══ RECORDS TO USE ══
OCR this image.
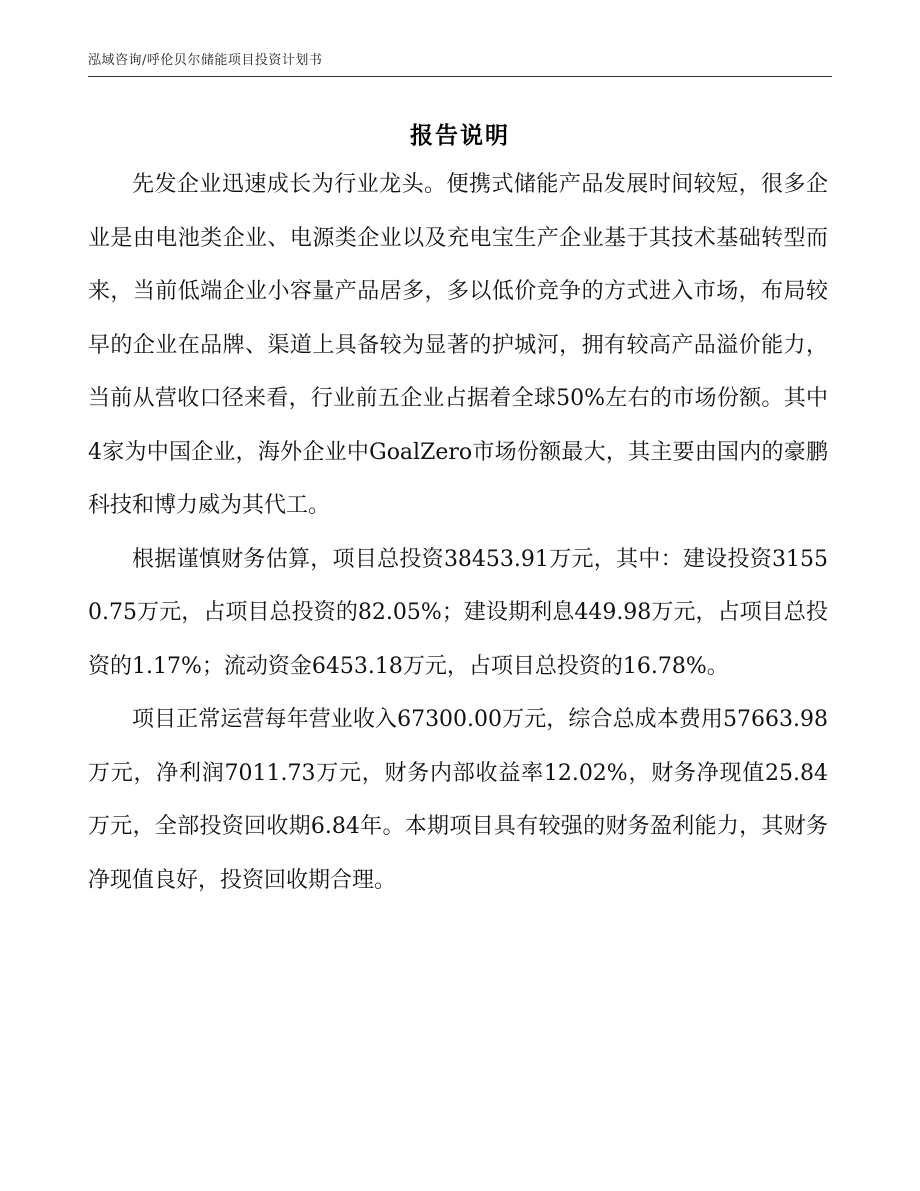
泓域咨询/呼伦贝尔储能项目投资计划书
报告说明

先发企业迅速成长为行业龙头。便携式储能产品发展时间较短，很多企业是由电池类企业、电源类企业以及充电宝生产企业基于其技术基础转型而来，当前低端企业小容量产品居多，多以低价竞争的方式进入市场，布局较早的企业在品牌、渠道上具备较为显著的护城河，拥有较高产品溢价能力，当前从营收口径来看，行业前五企业占据着全球50%左右的市场份额。其中4家为中国企业，海外企业中GoalZero市场份额最大，其主要由国内的豪鹏科技和博力威为其代工。

根据谨慎财务估算，项目总投资38453.91万元，其中：建设投资31550.75万元，占项目总投资的82.05%；建设期利息449.98万元，占项目总投资的1.17%；流动资金6453.18万元，占项目总投资的16.78%。

项目正常运营每年营业收入67300.00万元，综合总成本费用57663.98万元，净利润7011.73万元，财务内部收益率12.02%，财务净现值25.84万元，全部投资回收期6.84年。本期项目具有较强的财务盈利能力，其财务净现值良好，投资回收期合理。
═══
## [WORK TO BE COMPLETED]
All of the records above must be copied exactly, except for the pictures.

## [RESULT OF THE EXERCISE]
OCR this image.
泓域咨询/呼伦贝尔储能项目投资计划书
报告说明

先发企业迅速成长为行业龙头。便携式储能产品发展时间较短，很多企业是由电池类企业、电源类企业以及充电宝生产企业基于其技术基础转型而来，当前低端企业小容量产品居多，多以低价竞争的方式进入市场，布局较早的企业在品牌、渠道上具备较为显著的护城河，拥有较高产品溢价能力，当前从营收口径来看，行业前五企业占据着全球50%左右的市场份额。其中4家为中国企业，海外企业中GoalZero市场份额最大，其主要由国内的豪鹏科技和博力威为其代工。

根据谨慎财务估算，项目总投资38453.91万元，其中：建设投资31550.75万元，占项目总投资的82.05%；建设期利息449.98万元，占项目总投资的1.17%；流动资金6453.18万元，占项目总投资的16.78%。

项目正常运营每年营业收入67300.00万元，综合总成本费用57663.98万元，净利润7011.73万元，财务内部收益率12.02%，财务净现值25.84万元，全部投资回收期6.84年。本期项目具有较强的财务盈利能力，其财务净现值良好，投资回收期合理。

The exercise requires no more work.